- PROVIDED DATA:
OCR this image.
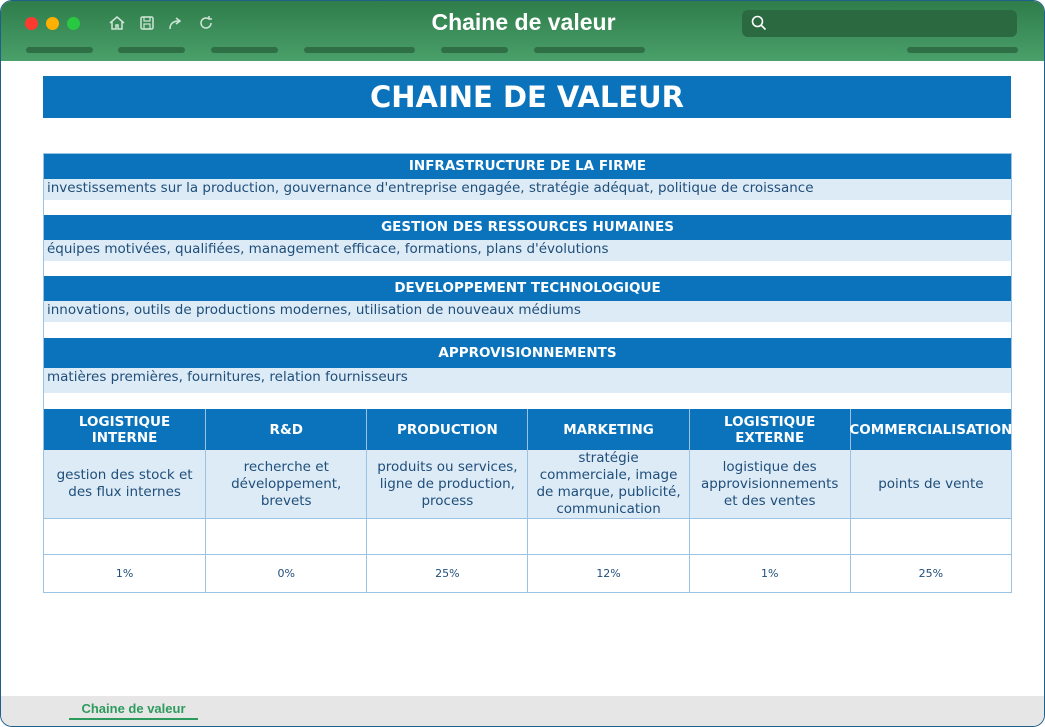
Chaine de valeur
CHAINE DE VALEUR
INFRASTRUCTURE DE LA FIRME
investissements sur la production, gouvernance d'entreprise engagée, stratégie adéquat, politique de croissance
GESTION DES RESSOURCES HUMAINES
équipes motivées, qualifiées, management efficace, formations, plans d'évolutions
DEVELOPPEMENT TECHNOLOGIQUE
innovations, outils de productions modernes, utilisation de nouveaux médiums
APPROVISIONNEMENTS
matières premières, fournitures, relation fournisseurs
LOGISTIQUE INTERNE
gestion des stock et des flux internes
1%
R&D
recherche et développement, brevets
0%
PRODUCTION
produits ou services, ligne de production, process
25%
MARKETING
stratégie commerciale, image de marque, publicité, communication
12%
LOGISTIQUE EXTERNE
logistique des approvisionnements et des ventes
1%
COMMERCIALISATION
points de vente
25%
Chaine de valeur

- PROBLEM STATEMENT: Scan the material above and determine how many lines include the word "image"; report only the number.

- FULL RESPONSE: 2